- Stated exercise
Search the data for the word "Waverley". Reproduce every line where it is found.

- Data extract
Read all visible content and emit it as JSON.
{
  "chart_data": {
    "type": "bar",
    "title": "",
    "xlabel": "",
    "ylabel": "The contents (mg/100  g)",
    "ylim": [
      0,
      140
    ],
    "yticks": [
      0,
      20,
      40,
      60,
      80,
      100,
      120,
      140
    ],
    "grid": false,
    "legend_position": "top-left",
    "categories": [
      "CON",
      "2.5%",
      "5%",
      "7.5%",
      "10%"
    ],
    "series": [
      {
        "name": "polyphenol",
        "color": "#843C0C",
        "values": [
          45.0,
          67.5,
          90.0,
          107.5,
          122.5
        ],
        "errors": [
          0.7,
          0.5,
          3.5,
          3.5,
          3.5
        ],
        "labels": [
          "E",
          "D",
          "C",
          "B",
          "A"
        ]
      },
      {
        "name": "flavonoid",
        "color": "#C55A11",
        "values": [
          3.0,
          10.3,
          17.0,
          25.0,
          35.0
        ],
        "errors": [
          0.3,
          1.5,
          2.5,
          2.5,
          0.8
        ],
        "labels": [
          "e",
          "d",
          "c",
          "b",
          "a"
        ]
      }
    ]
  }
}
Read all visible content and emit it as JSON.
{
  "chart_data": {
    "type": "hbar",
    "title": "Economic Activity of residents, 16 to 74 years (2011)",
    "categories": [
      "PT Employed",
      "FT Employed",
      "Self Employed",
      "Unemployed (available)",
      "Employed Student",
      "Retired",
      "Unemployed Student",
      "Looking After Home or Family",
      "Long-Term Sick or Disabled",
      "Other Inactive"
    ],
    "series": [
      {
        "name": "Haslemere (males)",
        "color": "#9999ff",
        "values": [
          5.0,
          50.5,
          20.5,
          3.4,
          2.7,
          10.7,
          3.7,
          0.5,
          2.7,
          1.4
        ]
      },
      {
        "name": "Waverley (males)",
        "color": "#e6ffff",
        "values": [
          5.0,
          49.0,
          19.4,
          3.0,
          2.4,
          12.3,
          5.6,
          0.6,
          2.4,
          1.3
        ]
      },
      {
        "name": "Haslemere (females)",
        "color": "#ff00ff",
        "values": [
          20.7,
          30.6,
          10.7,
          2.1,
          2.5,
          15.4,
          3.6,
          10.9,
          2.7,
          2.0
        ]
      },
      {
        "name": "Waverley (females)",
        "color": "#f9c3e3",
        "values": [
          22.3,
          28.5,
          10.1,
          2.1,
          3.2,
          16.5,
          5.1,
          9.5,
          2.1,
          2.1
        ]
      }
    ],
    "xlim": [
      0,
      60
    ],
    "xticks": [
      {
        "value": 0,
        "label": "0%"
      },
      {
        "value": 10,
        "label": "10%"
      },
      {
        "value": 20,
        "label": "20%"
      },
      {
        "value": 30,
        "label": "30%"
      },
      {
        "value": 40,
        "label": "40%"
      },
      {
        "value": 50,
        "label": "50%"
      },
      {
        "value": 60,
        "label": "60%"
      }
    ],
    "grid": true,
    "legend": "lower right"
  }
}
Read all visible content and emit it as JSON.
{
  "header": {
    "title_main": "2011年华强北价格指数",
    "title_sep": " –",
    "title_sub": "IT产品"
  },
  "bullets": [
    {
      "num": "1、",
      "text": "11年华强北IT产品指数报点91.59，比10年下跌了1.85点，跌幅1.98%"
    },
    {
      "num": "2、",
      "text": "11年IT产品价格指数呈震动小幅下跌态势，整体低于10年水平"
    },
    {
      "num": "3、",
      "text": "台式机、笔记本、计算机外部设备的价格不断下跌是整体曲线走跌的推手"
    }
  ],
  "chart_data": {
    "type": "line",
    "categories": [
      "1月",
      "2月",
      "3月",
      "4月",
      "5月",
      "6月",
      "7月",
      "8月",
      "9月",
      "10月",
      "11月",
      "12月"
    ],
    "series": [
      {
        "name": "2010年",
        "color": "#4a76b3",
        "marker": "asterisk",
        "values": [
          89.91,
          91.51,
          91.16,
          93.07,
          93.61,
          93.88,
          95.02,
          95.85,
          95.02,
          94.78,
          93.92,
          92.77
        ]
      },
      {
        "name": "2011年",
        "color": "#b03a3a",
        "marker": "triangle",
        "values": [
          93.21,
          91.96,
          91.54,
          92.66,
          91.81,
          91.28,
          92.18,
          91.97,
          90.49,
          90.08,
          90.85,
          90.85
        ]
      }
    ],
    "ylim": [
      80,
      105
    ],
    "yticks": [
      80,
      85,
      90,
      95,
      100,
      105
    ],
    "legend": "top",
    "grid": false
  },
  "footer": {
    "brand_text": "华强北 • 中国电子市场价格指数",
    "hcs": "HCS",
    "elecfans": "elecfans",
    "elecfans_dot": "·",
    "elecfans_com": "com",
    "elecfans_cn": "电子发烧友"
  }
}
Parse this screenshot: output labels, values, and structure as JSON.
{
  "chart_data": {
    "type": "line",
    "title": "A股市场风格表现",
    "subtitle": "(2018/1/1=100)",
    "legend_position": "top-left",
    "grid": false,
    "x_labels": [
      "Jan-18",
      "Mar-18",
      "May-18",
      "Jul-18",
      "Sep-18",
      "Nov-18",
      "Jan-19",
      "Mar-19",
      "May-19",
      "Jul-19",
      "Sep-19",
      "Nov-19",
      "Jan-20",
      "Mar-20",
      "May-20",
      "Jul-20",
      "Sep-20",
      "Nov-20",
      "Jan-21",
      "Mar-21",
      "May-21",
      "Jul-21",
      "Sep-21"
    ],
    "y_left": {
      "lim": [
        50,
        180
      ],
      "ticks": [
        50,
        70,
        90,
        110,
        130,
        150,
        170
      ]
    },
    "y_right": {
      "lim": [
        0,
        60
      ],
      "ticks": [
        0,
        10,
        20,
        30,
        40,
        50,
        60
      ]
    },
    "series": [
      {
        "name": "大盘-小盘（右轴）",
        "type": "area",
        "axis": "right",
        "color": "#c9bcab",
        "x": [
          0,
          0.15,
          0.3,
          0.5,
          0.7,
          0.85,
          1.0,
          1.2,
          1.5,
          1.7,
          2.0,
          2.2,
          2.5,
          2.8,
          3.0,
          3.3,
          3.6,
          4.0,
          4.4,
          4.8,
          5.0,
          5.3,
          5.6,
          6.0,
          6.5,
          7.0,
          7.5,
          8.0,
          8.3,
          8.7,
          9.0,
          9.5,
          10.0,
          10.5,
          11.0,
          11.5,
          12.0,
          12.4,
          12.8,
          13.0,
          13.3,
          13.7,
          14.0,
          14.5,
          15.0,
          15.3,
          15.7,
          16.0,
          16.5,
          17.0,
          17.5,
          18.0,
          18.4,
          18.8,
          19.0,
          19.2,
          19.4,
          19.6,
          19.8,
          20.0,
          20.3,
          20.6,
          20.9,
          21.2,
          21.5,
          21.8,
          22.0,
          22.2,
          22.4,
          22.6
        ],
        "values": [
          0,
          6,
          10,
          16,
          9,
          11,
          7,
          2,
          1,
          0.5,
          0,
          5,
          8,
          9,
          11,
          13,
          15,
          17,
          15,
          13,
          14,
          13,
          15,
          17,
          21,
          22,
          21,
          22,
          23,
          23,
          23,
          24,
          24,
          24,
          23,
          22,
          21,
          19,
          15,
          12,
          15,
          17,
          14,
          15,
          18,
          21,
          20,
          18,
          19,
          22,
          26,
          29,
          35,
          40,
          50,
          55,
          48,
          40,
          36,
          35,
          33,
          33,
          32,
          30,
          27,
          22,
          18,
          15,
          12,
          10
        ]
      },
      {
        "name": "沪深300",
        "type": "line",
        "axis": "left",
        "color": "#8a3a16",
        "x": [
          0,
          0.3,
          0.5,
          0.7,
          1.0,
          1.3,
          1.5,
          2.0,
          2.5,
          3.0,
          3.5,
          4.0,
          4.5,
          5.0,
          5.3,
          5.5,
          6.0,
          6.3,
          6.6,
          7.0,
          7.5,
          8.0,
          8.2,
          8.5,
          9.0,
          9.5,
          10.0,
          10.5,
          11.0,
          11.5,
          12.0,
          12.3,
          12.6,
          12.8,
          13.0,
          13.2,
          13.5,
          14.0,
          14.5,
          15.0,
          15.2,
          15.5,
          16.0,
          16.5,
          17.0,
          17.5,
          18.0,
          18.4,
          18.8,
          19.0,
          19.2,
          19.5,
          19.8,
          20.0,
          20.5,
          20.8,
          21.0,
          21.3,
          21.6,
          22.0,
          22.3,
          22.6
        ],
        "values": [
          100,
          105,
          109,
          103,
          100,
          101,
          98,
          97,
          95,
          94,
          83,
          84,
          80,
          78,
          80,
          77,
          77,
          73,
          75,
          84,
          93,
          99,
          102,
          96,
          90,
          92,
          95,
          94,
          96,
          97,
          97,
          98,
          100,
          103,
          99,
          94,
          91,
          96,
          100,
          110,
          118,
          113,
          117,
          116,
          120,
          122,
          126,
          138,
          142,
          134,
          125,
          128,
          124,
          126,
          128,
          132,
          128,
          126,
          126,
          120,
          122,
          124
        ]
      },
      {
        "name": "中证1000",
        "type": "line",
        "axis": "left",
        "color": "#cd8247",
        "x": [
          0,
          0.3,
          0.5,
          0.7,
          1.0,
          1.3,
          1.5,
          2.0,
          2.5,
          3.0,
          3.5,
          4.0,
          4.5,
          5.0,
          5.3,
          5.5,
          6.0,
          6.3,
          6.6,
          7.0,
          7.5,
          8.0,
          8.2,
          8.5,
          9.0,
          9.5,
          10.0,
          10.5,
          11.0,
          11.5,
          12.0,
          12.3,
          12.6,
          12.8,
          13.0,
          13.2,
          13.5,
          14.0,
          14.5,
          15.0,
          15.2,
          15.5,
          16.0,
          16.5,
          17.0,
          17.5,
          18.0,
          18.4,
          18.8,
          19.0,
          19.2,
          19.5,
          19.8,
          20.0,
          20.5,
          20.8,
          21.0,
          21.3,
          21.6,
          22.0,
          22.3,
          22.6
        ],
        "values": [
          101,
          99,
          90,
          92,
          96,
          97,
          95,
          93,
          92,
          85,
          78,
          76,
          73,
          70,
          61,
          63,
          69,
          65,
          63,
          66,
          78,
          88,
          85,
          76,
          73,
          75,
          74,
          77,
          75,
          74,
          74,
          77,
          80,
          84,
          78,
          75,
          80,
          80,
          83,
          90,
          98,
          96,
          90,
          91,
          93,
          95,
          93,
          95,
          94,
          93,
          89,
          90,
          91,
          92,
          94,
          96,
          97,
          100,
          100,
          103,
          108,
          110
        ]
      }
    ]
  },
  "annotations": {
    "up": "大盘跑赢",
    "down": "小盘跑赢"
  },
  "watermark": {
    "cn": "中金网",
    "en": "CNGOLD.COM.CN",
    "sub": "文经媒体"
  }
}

- Answer to this task
        "name": "Waverley (males)",
        "name": "Waverley (females)",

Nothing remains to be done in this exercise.